The Manila Times

Five biggest backup gaps in the cloud

BY RONNIE LATINAZO

SOFTWARE-AS-A-SERVICE (SaaS) user companies are responsible for the backup and recovery of their data. If they rely only on the limited possibilities of the providers, they are threatened with risky gaps.

Here, we explain where the greatest dangers lurk and how companies can protect themselves with confidence.

When using software-as-a-service applications, many companies make a fatal mistake: they assume that providers take comprehensive precautions to secure the data. However, the user companies are generally responsible for backup and recovery. You can find the corresponding clauses in every user contract.

As a result, most SaaS applications have very rudimentary options for storing and restoring data. This results in risky backup gaps:

Accidental deletion. Deleted data often ends up in the recycle bin, and the system automatically empties it after a certain time. For example, if an employee deletes an abandoned sales project in Salesforce and wants to resume it later, it may already be too late to restore the data from the trash.

Malicious deletion. When an employee leaves the company, their account, for example, in Microsoft 365, is usually blocked. If they maliciously deleted information before leaving, IT couldn’t easily access the data to assess and undo the damage. The account archiving of departing employees does not contain previously deleted data.

Ransomware attacks. The time windows for data retention are usually tight for SaaS applications. If a company falls victim to a ransomware attack that began outside of this window, it has no chance of restoring the affected data to an unencrypted state. In addition, there is no isolation of the retained data from the primary environment to prevent the ransomware from spreading to this data.

Compliance with guidelines. The short retention periods make it difficult or impossible for companies to comply with internal and legal requirements for data archiving. They thus risk compliance violations, which could lead to severe fines or cause lasting damage to their reputation.

Legal hold and eDiscovery. Capabilities for retaining, identifying and providing data as evidence in litigation are often very limited, or non-existent in SaaS applications. There are also no integrations with dedicated third-party eDiscovery tools. Throttling limits on data transfers, daily limits on data exports, or volume limits on download overviews further complicate eDiscovery processes.

:: Given records ::
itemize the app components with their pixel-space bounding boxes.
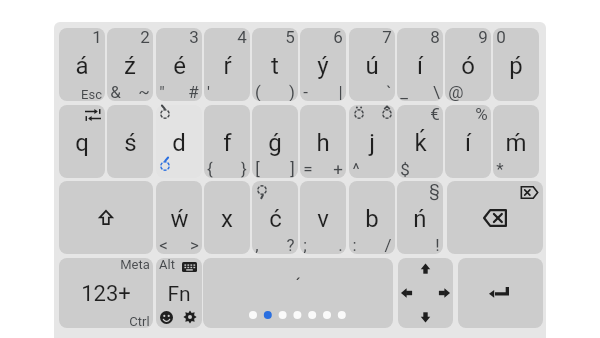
staticText: = — [303, 159, 313, 178]
button[interactable]: 1 — [59, 28, 105, 101]
button[interactable]: ; — [300, 181, 346, 254]
staticText: d — [172, 129, 186, 157]
staticText: v — [317, 205, 329, 233]
staticText: & — [110, 82, 121, 101]
button[interactable]: { — [204, 105, 250, 178]
button[interactable]: 2 — [107, 28, 153, 101]
staticText: ´ — [295, 274, 301, 295]
staticText: 7 — [382, 28, 392, 47]
staticText: Alt — [159, 258, 175, 272]
staticText: > — [190, 235, 199, 254]
staticText: 5 — [285, 28, 295, 47]
staticText: Esc — [81, 87, 102, 101]
staticText: ; — [303, 235, 307, 254]
staticText: ẃ — [170, 205, 189, 233]
staticText: ? — [286, 235, 295, 254]
staticText: % — [475, 105, 488, 124]
button[interactable]: q — [59, 105, 105, 178]
staticText: f — [223, 129, 232, 157]
button[interactable]: 8 — [397, 28, 443, 101]
staticText: # — [188, 82, 199, 101]
button[interactable]: § — [397, 181, 443, 254]
button[interactable]: Arrow keys — [398, 258, 453, 328]
staticText: \ — [433, 82, 440, 101]
staticText: ' — [207, 82, 210, 101]
staticText: ǵ — [268, 129, 282, 157]
staticText: 6 — [333, 28, 343, 47]
button[interactable]: [ — [252, 105, 298, 178]
staticText: ) — [289, 82, 295, 101]
staticText: ŕ — [223, 52, 232, 80]
staticText: ó — [461, 52, 475, 80]
button[interactable]: ^ — [349, 105, 395, 178]
staticText: í — [465, 129, 471, 157]
staticText: ý — [317, 52, 329, 80]
button[interactable]: ś — [107, 105, 153, 178]
button[interactable]: * — [493, 105, 539, 178]
button[interactable]: 0 — [493, 28, 539, 101]
button[interactable]: Alt — [156, 258, 202, 328]
staticText: ! — [435, 235, 440, 254]
staticText: 9 — [478, 28, 488, 47]
staticText: : — [352, 235, 357, 254]
staticText: } — [241, 159, 247, 178]
staticText: 0 — [496, 28, 506, 47]
button[interactable]: 7 — [349, 28, 395, 101]
button[interactable]: Shift — [59, 181, 153, 254]
staticText: ź — [124, 52, 136, 80]
staticText: ṕ — [509, 52, 523, 80]
button[interactable]: % — [445, 105, 491, 178]
staticText: ś — [124, 129, 137, 157]
staticText: 8 — [430, 28, 440, 47]
button[interactable]: 4 — [204, 28, 250, 101]
staticText: ú — [365, 52, 379, 80]
staticText: ` — [386, 82, 392, 101]
staticText: * — [496, 159, 504, 178]
staticText: - — [303, 82, 308, 101]
button[interactable]: : — [349, 181, 395, 254]
staticText: + — [333, 159, 343, 178]
button[interactable]: 6 — [300, 28, 346, 101]
staticText: Ctrl — [129, 314, 150, 328]
staticText: í — [417, 52, 423, 80]
staticText: á — [75, 52, 89, 80]
staticText: b — [365, 205, 379, 233]
button[interactable]: Backspace — [447, 181, 543, 254]
button[interactable]: Space — [203, 258, 393, 328]
button[interactable]: Meta — [59, 258, 153, 328]
staticText: ć — [269, 205, 282, 233]
button[interactable]: = — [300, 105, 346, 178]
button[interactable]: 9 — [445, 28, 491, 101]
staticText: 1 — [92, 28, 102, 47]
button[interactable]: x — [204, 181, 250, 254]
staticText: 4 — [237, 28, 247, 47]
staticText: < — [159, 235, 168, 254]
button[interactable]: 3 — [156, 28, 202, 101]
staticText: h — [316, 129, 330, 157]
button[interactable]: < — [156, 181, 202, 254]
staticText: j — [369, 129, 375, 157]
staticText: § — [429, 181, 440, 200]
button[interactable]: , — [252, 181, 298, 254]
staticText: . — [338, 235, 343, 254]
staticText: é — [173, 52, 186, 80]
staticText: ] — [290, 159, 295, 178]
staticText: Meta — [120, 258, 150, 272]
button[interactable]: 5 — [252, 28, 298, 101]
staticText: _ — [400, 82, 408, 101]
staticText: ḱ — [414, 129, 427, 157]
button[interactable]: € — [397, 105, 443, 178]
staticText: , — [255, 235, 259, 254]
button[interactable]: d — [156, 105, 202, 178]
staticText: ^ — [352, 159, 360, 178]
staticText: $ — [400, 159, 410, 178]
staticText: ń — [413, 205, 427, 233]
staticText: x — [221, 205, 233, 233]
staticText: € — [430, 105, 440, 124]
staticText: Fn — [167, 282, 191, 307]
staticText: / — [384, 235, 392, 254]
staticText: q — [75, 129, 89, 157]
staticText: t — [271, 52, 279, 80]
button[interactable]: Enter — [458, 258, 543, 328]
staticText: | — [338, 82, 343, 101]
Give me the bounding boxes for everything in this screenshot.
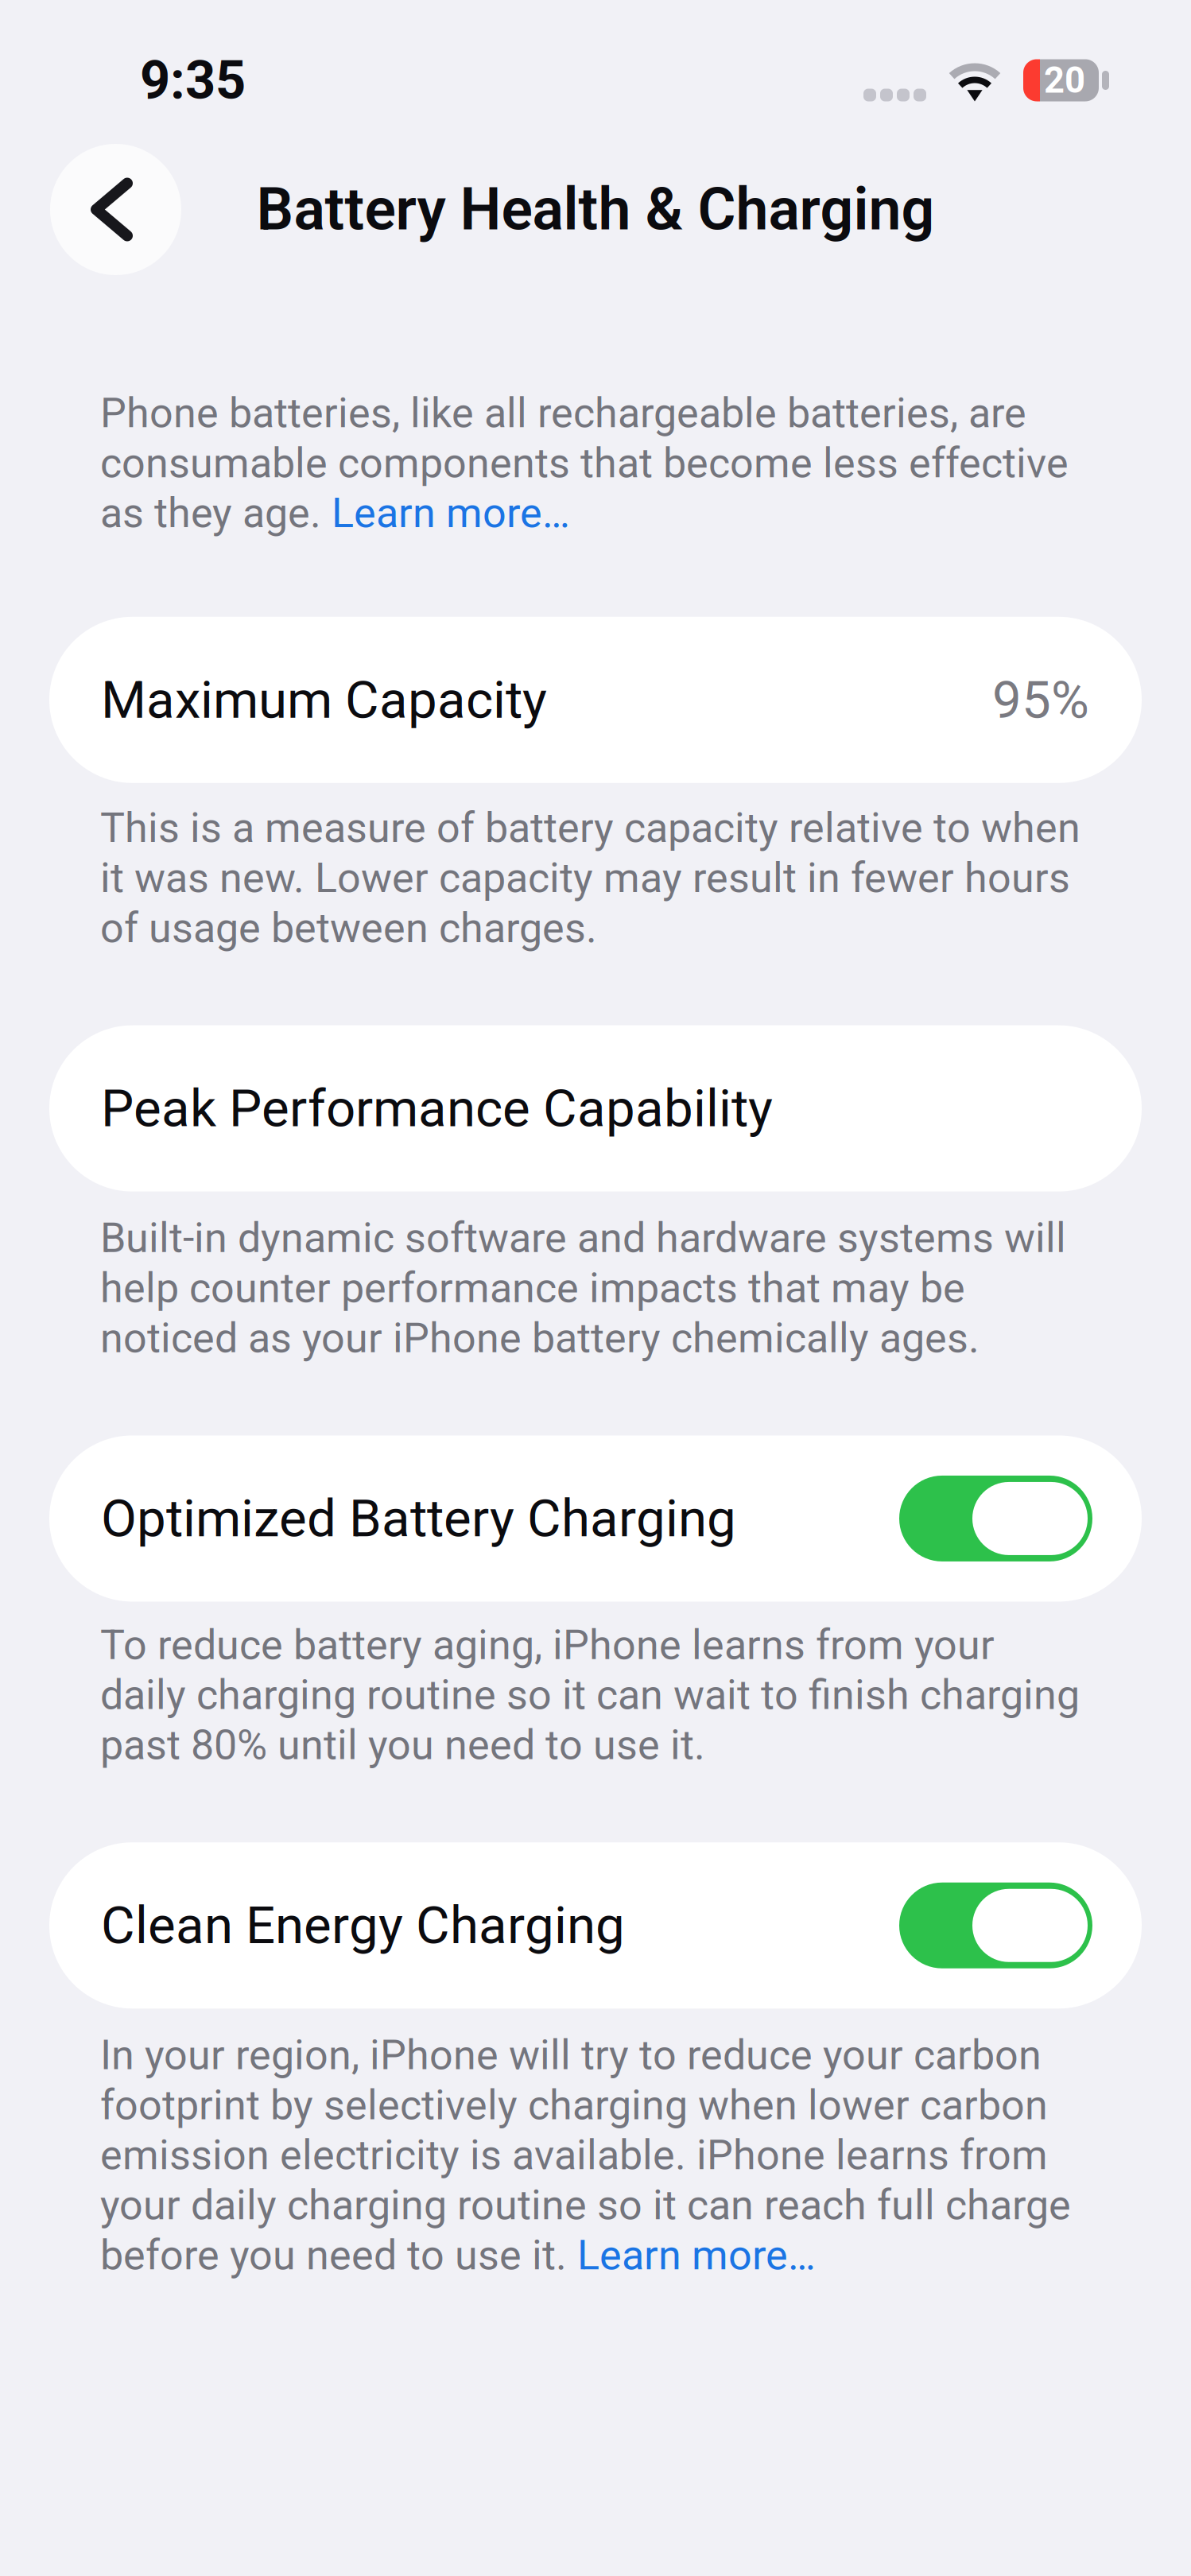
staticText: In your region, iPhone will try to reduc… (100, 2031, 1071, 2279)
staticText: Built-in dynamic software and hardware s… (100, 1214, 1066, 1362)
staticText: 95% (992, 669, 1089, 730)
staticText: This is a measure of battery capacity re… (100, 804, 1080, 952)
staticText: 20 (1044, 59, 1085, 101)
button[interactable]: Maximum Capacity (49, 617, 1142, 783)
staticText: Maximum Capacity (101, 669, 547, 730)
button[interactable]: Clean Energy Charging (49, 1842, 1142, 2008)
button[interactable]: Peak Performance Capability (49, 1025, 1142, 1191)
button[interactable]: Optimized Battery Charging (49, 1435, 1142, 1602)
button[interactable]: Back (50, 144, 181, 275)
staticText: Battery Health & Charging (256, 175, 935, 244)
staticText: Clean Energy Charging (101, 1895, 625, 1956)
staticText: 9:35 (140, 49, 246, 111)
staticText: Phone batteries, like all rechargeable b… (100, 389, 1069, 537)
staticText: Optimized Battery Charging (101, 1488, 736, 1549)
staticText: Peak Performance Capability (101, 1078, 773, 1139)
staticText: To reduce battery aging, iPhone learns f… (100, 1621, 1080, 1769)
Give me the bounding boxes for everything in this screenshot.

:: Problem statement ::
Update the cloud backup article from "Compliance with guidelines." to "to their reputation.", replacing "severe fines" with "heavy fines".

:: Solved exercise ::
Compliance with guidelines. The short retention periods make it difficult or impossible for companies to comply with internal and legal requirements for data archiving. They thus risk compliance violations, which could lead to heavy fines or cause lasting damage to their reputation.